#### [WHAT IS BEING ASKED]
All of the material should be reproduced exactly, with pictures left out.

-------

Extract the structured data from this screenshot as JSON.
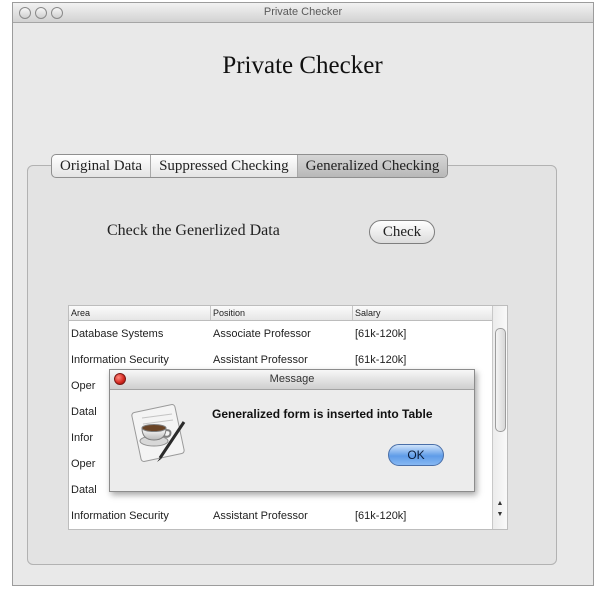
{
  "window": {
    "title": "Private Checker"
  },
  "app": {
    "title": "Private Checker"
  },
  "tabs": [
    {
      "label": "Original Data"
    },
    {
      "label": "Suppressed Checking"
    },
    {
      "label": "Generalized Checking",
      "active": true
    }
  ],
  "check": {
    "label": "Check the Generlized Data",
    "button_label": "Check"
  },
  "table": {
    "headers": [
      "Area",
      "Position",
      "Salary"
    ],
    "rows": [
      [
        "Database Systems",
        "Associate Professor",
        "[61k-120k]"
      ],
      [
        "Information Security",
        "Assistant Professor",
        "[61k-120k]"
      ],
      [
        "Oper",
        "",
        ""
      ],
      [
        "Datal",
        "",
        ""
      ],
      [
        "Infor",
        "",
        ""
      ],
      [
        "Oper",
        "",
        ""
      ],
      [
        "Datal",
        "",
        ""
      ],
      [
        "Information Security",
        "Assistant Professor",
        "[61k-120k]"
      ]
    ]
  },
  "dialog": {
    "title": "Message",
    "message": "Generalized form is inserted into Table",
    "ok_label": "OK",
    "icon": "message-app-icon"
  },
  "colors": {
    "ok_button": "#5f9ce8",
    "close_dot": "#d3261d"
  }
}
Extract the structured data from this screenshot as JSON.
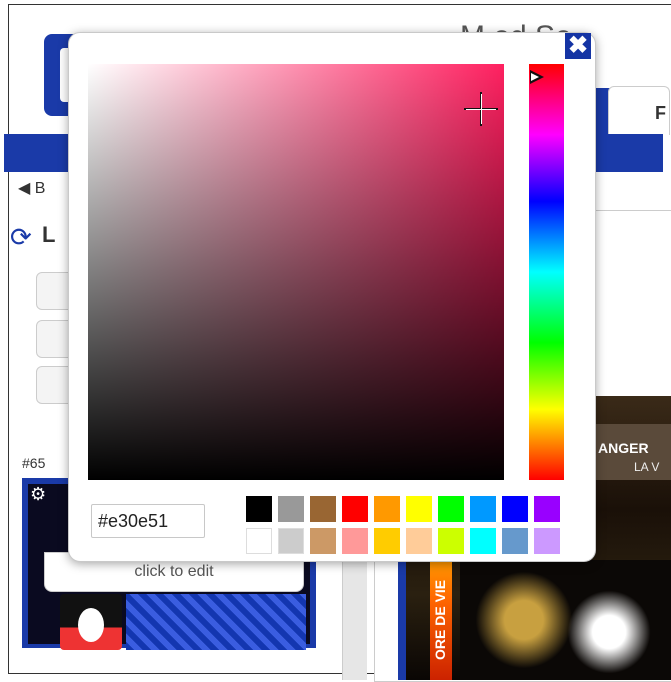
{
  "background": {
    "title_fragment": "M      ed Se",
    "tab_fragment": "F",
    "back_fragment": "B",
    "heading_fragment": "L",
    "item_id_fragment": "#65",
    "click_to_edit": "click to edit",
    "banner_text": "ANGER",
    "banner_sub": "LA V",
    "vertical_text": "ORE DE VIE"
  },
  "color_picker": {
    "hex_value": "#e30e51",
    "close_icon": "close-icon",
    "current_hue": "#ff2060",
    "swatches_row1": [
      "#000000",
      "#999999",
      "#996633",
      "#ff0000",
      "#ff9900",
      "#ffff00",
      "#00ff00",
      "#0099ff",
      "#0000ff",
      "#9900ff"
    ],
    "swatches_row2": [
      "#ffffff",
      "#cccccc",
      "#cc9966",
      "#ff9999",
      "#ffcc00",
      "#ffcc99",
      "#ccff00",
      "#00ffff",
      "#6699cc",
      "#cc99ff"
    ]
  }
}
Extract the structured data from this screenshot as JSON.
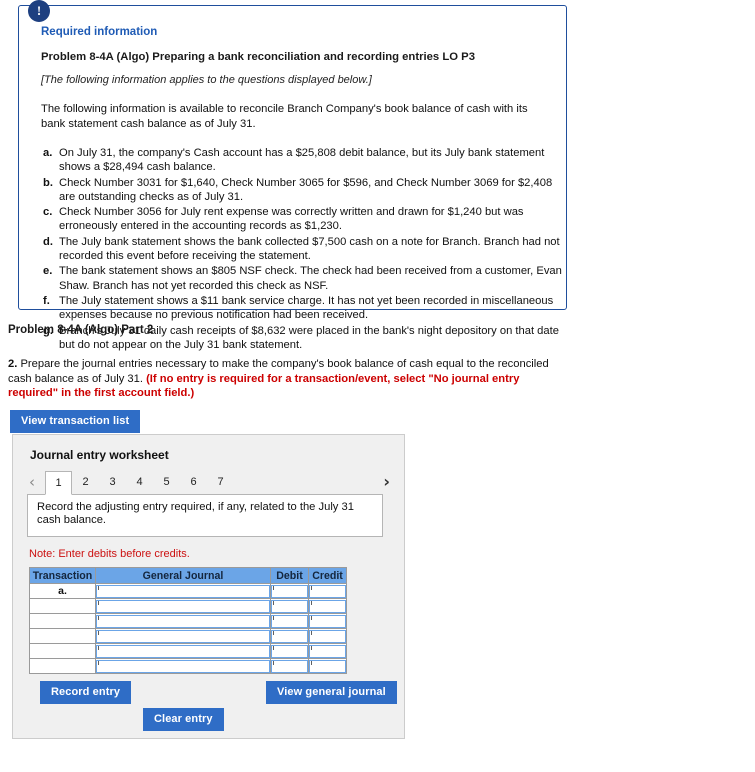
{
  "callout": {
    "badge_icon": "exclamation-icon",
    "heading": "Required information",
    "problem_title": "Problem 8-4A (Algo) Preparing a bank reconciliation and recording entries LO P3",
    "applies_note": "[The following information applies to the questions displayed below.]",
    "lead": "The following information is available to reconcile Branch Company's book balance of cash with its bank statement cash balance as of July 31.",
    "items": [
      {
        "marker": "a.",
        "text": "On July 31, the company's Cash account has a $25,808 debit balance, but its July bank statement shows a $28,494 cash balance."
      },
      {
        "marker": "b.",
        "text": "Check Number 3031 for $1,640, Check Number 3065 for $596, and Check Number 3069 for $2,408 are outstanding checks as of July 31."
      },
      {
        "marker": "c.",
        "text": "Check Number 3056 for July rent expense was correctly written and drawn for $1,240 but was erroneously entered in the accounting records as $1,230."
      },
      {
        "marker": "d.",
        "text": "The July bank statement shows the bank collected $7,500 cash on a note for Branch. Branch had not recorded this event before receiving the statement."
      },
      {
        "marker": "e.",
        "text": "The bank statement shows an $805 NSF check. The check had been received from a customer, Evan Shaw. Branch has not yet recorded this check as NSF."
      },
      {
        "marker": "f.",
        "text": "The July statement shows a $11 bank service charge. It has not yet been recorded in miscellaneous expenses because no previous notification had been received."
      },
      {
        "marker": "g.",
        "text": "Branch's July 31 daily cash receipts of $8,632 were placed in the bank's night depository on that date but do not appear on the July 31 bank statement."
      }
    ]
  },
  "part": {
    "title": "Problem 8-4A (Algo) Part 2",
    "question_number": "2.",
    "question_text": " Prepare the journal entries necessary to make the company's book balance of cash equal to the reconciled cash balance as of July 31. ",
    "question_red": "(If no entry is required for a transaction/event, select \"No journal entry required\" in the first account field.)",
    "view_transaction_list_label": "View transaction list"
  },
  "worksheet": {
    "title": "Journal entry worksheet",
    "prev_arrow": "‹",
    "next_arrow": "›",
    "tabs": [
      {
        "label": "1",
        "active": true
      },
      {
        "label": "2",
        "active": false
      },
      {
        "label": "3",
        "active": false
      },
      {
        "label": "4",
        "active": false
      },
      {
        "label": "5",
        "active": false
      },
      {
        "label": "6",
        "active": false
      },
      {
        "label": "7",
        "active": false
      }
    ],
    "instruction": "Record the adjusting entry required, if any, related to the July 31 cash balance.",
    "note": "Note: Enter debits before credits.",
    "table": {
      "headers": [
        "Transaction",
        "General Journal",
        "Debit",
        "Credit"
      ],
      "rows": [
        {
          "transaction": "a.",
          "general_journal": "",
          "debit": "",
          "credit": ""
        },
        {
          "transaction": "",
          "general_journal": "",
          "debit": "",
          "credit": ""
        },
        {
          "transaction": "",
          "general_journal": "",
          "debit": "",
          "credit": ""
        },
        {
          "transaction": "",
          "general_journal": "",
          "debit": "",
          "credit": ""
        },
        {
          "transaction": "",
          "general_journal": "",
          "debit": "",
          "credit": ""
        },
        {
          "transaction": "",
          "general_journal": "",
          "debit": "",
          "credit": ""
        }
      ]
    },
    "buttons": {
      "record_entry": "Record entry",
      "clear_entry": "Clear entry",
      "view_general_journal": "View general journal"
    }
  },
  "colors": {
    "callout_border": "#1f4e9c",
    "callout_heading": "#1f5bb5",
    "badge_bg": "#1d3f80",
    "button_blue": "#2f6dc6",
    "table_header_blue": "#6ba5e7",
    "red_text": "#cc0000",
    "note_red": "#cc1111",
    "panel_bg": "#f0f0f0"
  }
}
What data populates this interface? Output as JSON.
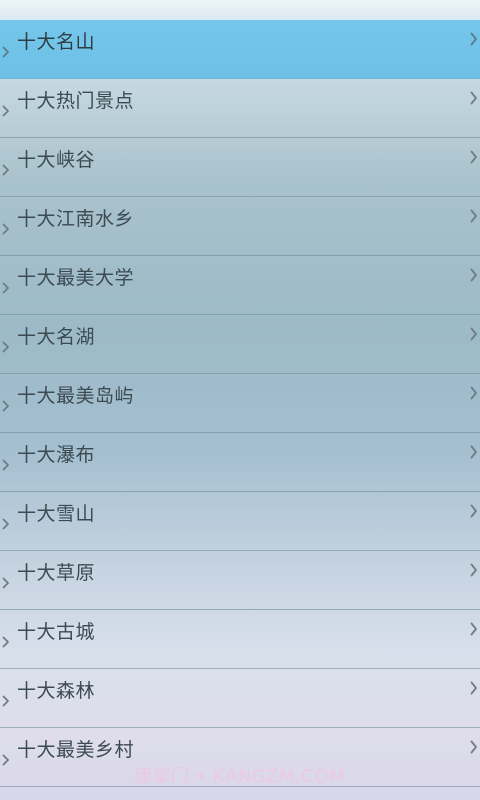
{
  "list": {
    "items": [
      {
        "label": "十大名山",
        "selected": true
      },
      {
        "label": "十大热门景点",
        "selected": false
      },
      {
        "label": "十大峡谷",
        "selected": false
      },
      {
        "label": "十大江南水乡",
        "selected": false
      },
      {
        "label": "十大最美大学",
        "selected": false
      },
      {
        "label": "十大名湖",
        "selected": false
      },
      {
        "label": "十大最美岛屿",
        "selected": false
      },
      {
        "label": "十大瀑布",
        "selected": false
      },
      {
        "label": "十大雪山",
        "selected": false
      },
      {
        "label": "十大草原",
        "selected": false
      },
      {
        "label": "十大古城",
        "selected": false
      },
      {
        "label": "十大森林",
        "selected": false
      },
      {
        "label": "十大最美乡村",
        "selected": false
      }
    ]
  },
  "watermark": {
    "text": "康掌门 • KANGZM.COM"
  },
  "colors": {
    "selected_row": "#74c6ea",
    "text": "#3c4a52",
    "chevron": "#707c84",
    "watermark": "#ecc8e2"
  },
  "icons": {
    "left": "chevron-right-icon",
    "right": "chevron-right-icon"
  }
}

-------

#### [FINISHED TASK]
Extract the structured data from this screenshot as JSON.
{
  "window": {
    "title": "Private Checker"
  },
  "app": {
    "title": "Private Checker"
  },
  "tabs": [
    {
      "label": "Original Data"
    },
    {
      "label": "Suppressed Checking"
    },
    {
      "label": "Generalized Checking",
      "active": true
    }
  ],
  "check": {
    "label": "Check the Generlized Data",
    "button_label": "Check"
  },
  "table": {
    "headers": [
      "Area",
      "Position",
      "Salary"
    ],
    "rows": [
      [
        "Database Systems",
        "Associate Professor",
        "[61k-120k]"
      ],
      [
        "Information Security",
        "Assistant Professor",
        "[61k-120k]"
      ],
      [
        "Oper",
        "",
        ""
      ],
      [
        "Datal",
        "",
        ""
      ],
      [
        "Infor",
        "",
        ""
      ],
      [
        "Oper",
        "",
        ""
      ],
      [
        "Datal",
        "",
        ""
      ],
      [
        "Information Security",
        "Assistant Professor",
        "[61k-120k]"
      ]
    ]
  },
  "dialog": {
    "title": "Message",
    "message": "Generalized form is inserted into Table",
    "ok_label": "OK",
    "icon": "message-app-icon"
  },
  "colors": {
    "ok_button": "#5f9ce8",
    "close_dot": "#d3261d"
  }
}
Extract the structured data from this screenshot as JSON.
{
  "background": {
    "title_fragment": "M      ed Se",
    "tab_fragment": "F",
    "back_fragment": "B",
    "heading_fragment": "L",
    "item_id_fragment": "#65",
    "click_to_edit": "click to edit",
    "banner_text": "ANGER",
    "banner_sub": "LA V",
    "vertical_text": "ORE DE VIE"
  },
  "color_picker": {
    "hex_value": "#e30e51",
    "close_icon": "close-icon",
    "current_hue": "#ff2060",
    "swatches_row1": [
      "#000000",
      "#999999",
      "#996633",
      "#ff0000",
      "#ff9900",
      "#ffff00",
      "#00ff00",
      "#0099ff",
      "#0000ff",
      "#9900ff"
    ],
    "swatches_row2": [
      "#ffffff",
      "#cccccc",
      "#cc9966",
      "#ff9999",
      "#ffcc00",
      "#ffcc99",
      "#ccff00",
      "#00ffff",
      "#6699cc",
      "#cc99ff"
    ]
  }
}
Extract the structured data from this screenshot as JSON.
{
  "callout": {
    "badge_icon": "exclamation-icon",
    "heading": "Required information",
    "problem_title": "Problem 8-4A (Algo) Preparing a bank reconciliation and recording entries LO P3",
    "applies_note": "[The following information applies to the questions displayed below.]",
    "lead": "The following information is available to reconcile Branch Company's book balance of cash with its bank statement cash balance as of July 31.",
    "items": [
      {
        "marker": "a.",
        "text": "On July 31, the company's Cash account has a $25,808 debit balance, but its July bank statement shows a $28,494 cash balance."
      },
      {
        "marker": "b.",
        "text": "Check Number 3031 for $1,640, Check Number 3065 for $596, and Check Number 3069 for $2,408 are outstanding checks as of July 31."
      },
      {
        "marker": "c.",
        "text": "Check Number 3056 for July rent expense was correctly written and drawn for $1,240 but was erroneously entered in the accounting records as $1,230."
      },
      {
        "marker": "d.",
        "text": "The July bank statement shows the bank collected $7,500 cash on a note for Branch. Branch had not recorded this event before receiving the statement."
      },
      {
        "marker": "e.",
        "text": "The bank statement shows an $805 NSF check. The check had been received from a customer, Evan Shaw. Branch has not yet recorded this check as NSF."
      },
      {
        "marker": "f.",
        "text": "The July statement shows a $11 bank service charge. It has not yet been recorded in miscellaneous expenses because no previous notification had been received."
      },
      {
        "marker": "g.",
        "text": "Branch's July 31 daily cash receipts of $8,632 were placed in the bank's night depository on that date but do not appear on the July 31 bank statement."
      }
    ]
  },
  "part": {
    "title": "Problem 8-4A (Algo) Part 2",
    "question_number": "2.",
    "question_text": " Prepare the journal entries necessary to make the company's book balance of cash equal to the reconciled cash balance as of July 31. ",
    "question_red": "(If no entry is required for a transaction/event, select \"No journal entry required\" in the first account field.)",
    "view_transaction_list_label": "View transaction list"
  },
  "worksheet": {
    "title": "Journal entry worksheet",
    "prev_arrow": "‹",
    "next_arrow": "›",
    "tabs": [
      {
        "label": "1",
        "active": true
      },
      {
        "label": "2",
        "active": false
      },
      {
        "label": "3",
        "active": false
      },
      {
        "label": "4",
        "active": false
      },
      {
        "label": "5",
        "active": false
      },
      {
        "label": "6",
        "active": false
      },
      {
        "label": "7",
        "active": false
      }
    ],
    "instruction": "Record the adjusting entry required, if any, related to the July 31 cash balance.",
    "note": "Note: Enter debits before credits.",
    "table": {
      "headers": [
        "Transaction",
        "General Journal",
        "Debit",
        "Credit"
      ],
      "rows": [
        {
          "transaction": "a.",
          "general_journal": "",
          "debit": "",
          "credit": ""
        },
        {
          "transaction": "",
          "general_journal": "",
          "debit": "",
          "credit": ""
        },
        {
          "transaction": "",
          "general_journal": "",
          "debit": "",
          "credit": ""
        },
        {
          "transaction": "",
          "general_journal": "",
          "debit": "",
          "credit": ""
        },
        {
          "transaction": "",
          "general_journal": "",
          "debit": "",
          "credit": ""
        },
        {
          "transaction": "",
          "general_journal": "",
          "debit": "",
          "credit": ""
        }
      ]
    },
    "buttons": {
      "record_entry": "Record entry",
      "clear_entry": "Clear entry",
      "view_general_journal": "View general journal"
    }
  },
  "colors": {
    "callout_border": "#1f4e9c",
    "callout_heading": "#1f5bb5",
    "badge_bg": "#1d3f80",
    "button_blue": "#2f6dc6",
    "table_header_blue": "#6ba5e7",
    "red_text": "#cc0000",
    "note_red": "#cc1111",
    "panel_bg": "#f0f0f0"
  }
}
What data populates this interface? Output as JSON.
{
  "list": {
    "items": [
      {
        "label": "十大名山",
        "selected": true
      },
      {
        "label": "十大热门景点",
        "selected": false
      },
      {
        "label": "十大峡谷",
        "selected": false
      },
      {
        "label": "十大江南水乡",
        "selected": false
      },
      {
        "label": "十大最美大学",
        "selected": false
      },
      {
        "label": "十大名湖",
        "selected": false
      },
      {
        "label": "十大最美岛屿",
        "selected": false
      },
      {
        "label": "十大瀑布",
        "selected": false
      },
      {
        "label": "十大雪山",
        "selected": false
      },
      {
        "label": "十大草原",
        "selected": false
      },
      {
        "label": "十大古城",
        "selected": false
      },
      {
        "label": "十大森林",
        "selected": false
      },
      {
        "label": "十大最美乡村",
        "selected": false
      }
    ]
  },
  "watermark": {
    "text": "康掌门 • KANGZM.COM"
  },
  "colors": {
    "selected_row": "#74c6ea",
    "text": "#3c4a52",
    "chevron": "#707c84",
    "watermark": "#ecc8e2"
  },
  "icons": {
    "left": "chevron-right-icon",
    "right": "chevron-right-icon"
  }
}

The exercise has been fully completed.